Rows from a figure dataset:
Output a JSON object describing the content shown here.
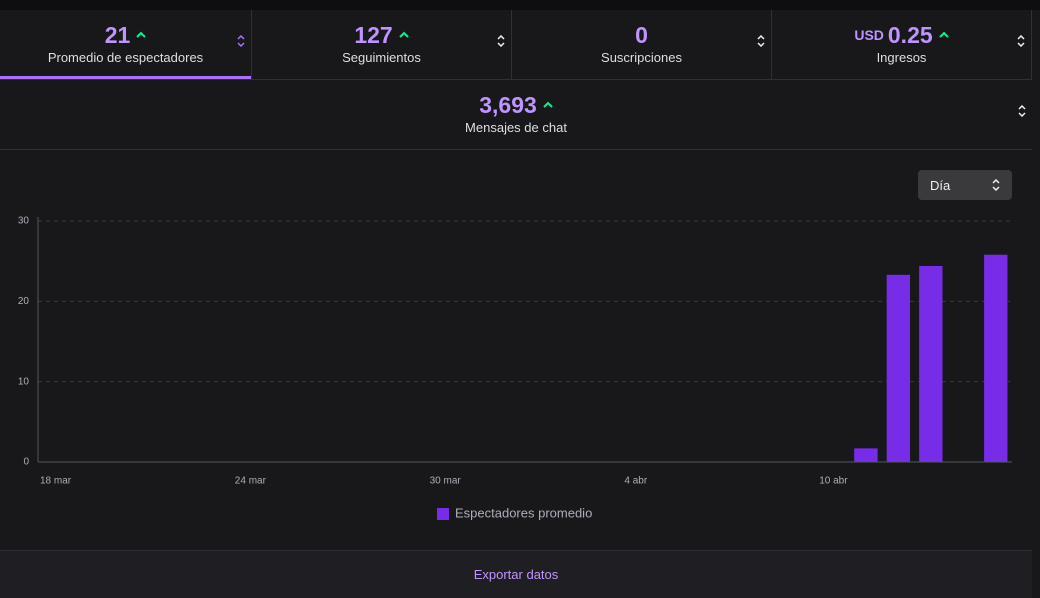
{
  "stats": [
    {
      "value": 21,
      "label": "Promedio de espectadores"
    },
    {
      "value": 127,
      "label": "Seguimientos"
    },
    {
      "value": 0,
      "label": "Suscripciones"
    },
    {
      "prefix": "USD",
      "value": 0.25,
      "label": "Ingresos"
    }
  ],
  "chat": {
    "value": "3,693",
    "label": "Mensajes de chat"
  },
  "dropdown": "Día",
  "chart_data": {
    "type": "bar",
    "categories": [
      "18 mar",
      null,
      null,
      null,
      null,
      null,
      "24 mar",
      null,
      null,
      null,
      null,
      null,
      "30 mar",
      null,
      null,
      null,
      null,
      null,
      "4 abr",
      null,
      null,
      null,
      null,
      null,
      "10 abr",
      null,
      null,
      null,
      null,
      null
    ],
    "series": [
      {
        "name": "Espectadores promedio",
        "color": "#772ce8",
        "values": [
          null,
          null,
          null,
          null,
          null,
          null,
          null,
          null,
          null,
          null,
          null,
          null,
          null,
          null,
          null,
          null,
          null,
          null,
          null,
          null,
          null,
          null,
          null,
          null,
          null,
          1.7,
          23.3,
          24.4,
          null,
          25.8
        ]
      }
    ],
    "ylim": [
      0,
      30
    ],
    "yticks": [
      0,
      10,
      20,
      30
    ],
    "grid": true
  },
  "footer": "Exportar datos"
}
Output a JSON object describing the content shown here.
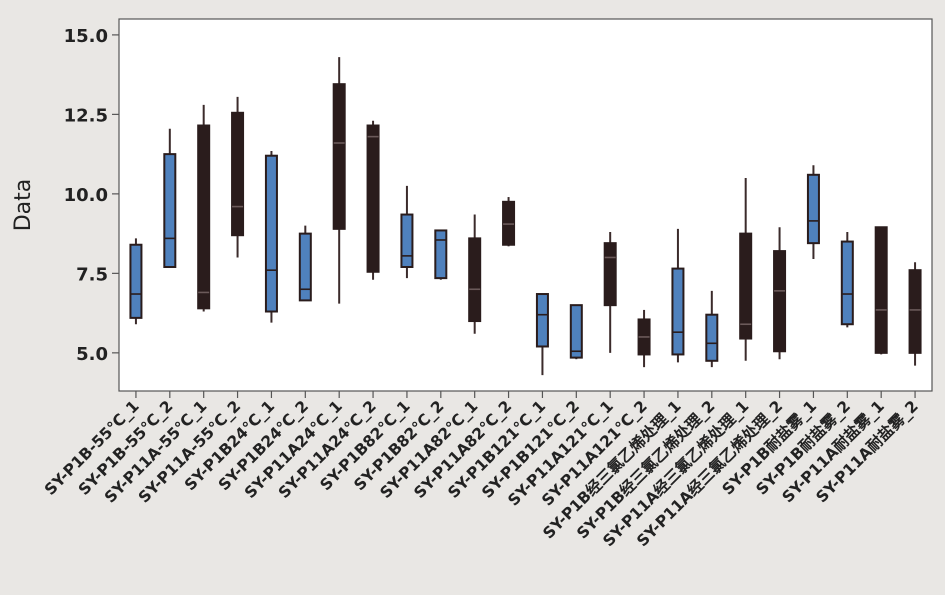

## AIM
Without the pictures, restate all of the entries above verbatim.

## EXPECTED ANSWER
Output a JSON object describing the content shown here.
{
  "stats": [
    {
      "value": 21,
      "label": "Promedio de espectadores"
    },
    {
      "value": 127,
      "label": "Seguimientos"
    },
    {
      "value": 0,
      "label": "Suscripciones"
    },
    {
      "prefix": "USD",
      "value": 0.25,
      "label": "Ingresos"
    }
  ],
  "chat": {
    "value": "3,693",
    "label": "Mensajes de chat"
  },
  "dropdown": "Día",
  "chart_data": {
    "type": "bar",
    "categories": [
      "18 mar",
      null,
      null,
      null,
      null,
      null,
      "24 mar",
      null,
      null,
      null,
      null,
      null,
      "30 mar",
      null,
      null,
      null,
      null,
      null,
      "4 abr",
      null,
      null,
      null,
      null,
      null,
      "10 abr",
      null,
      null,
      null,
      null,
      null
    ],
    "series": [
      {
        "name": "Espectadores promedio",
        "color": "#772ce8",
        "values": [
          null,
          null,
          null,
          null,
          null,
          null,
          null,
          null,
          null,
          null,
          null,
          null,
          null,
          null,
          null,
          null,
          null,
          null,
          null,
          null,
          null,
          null,
          null,
          null,
          null,
          1.7,
          23.3,
          24.4,
          null,
          25.8
        ]
      }
    ],
    "ylim": [
      0,
      30
    ],
    "yticks": [
      0,
      10,
      20,
      30
    ],
    "grid": true
  },
  "footer": "Exportar datos"
}
Output a JSON object describing the content shown here.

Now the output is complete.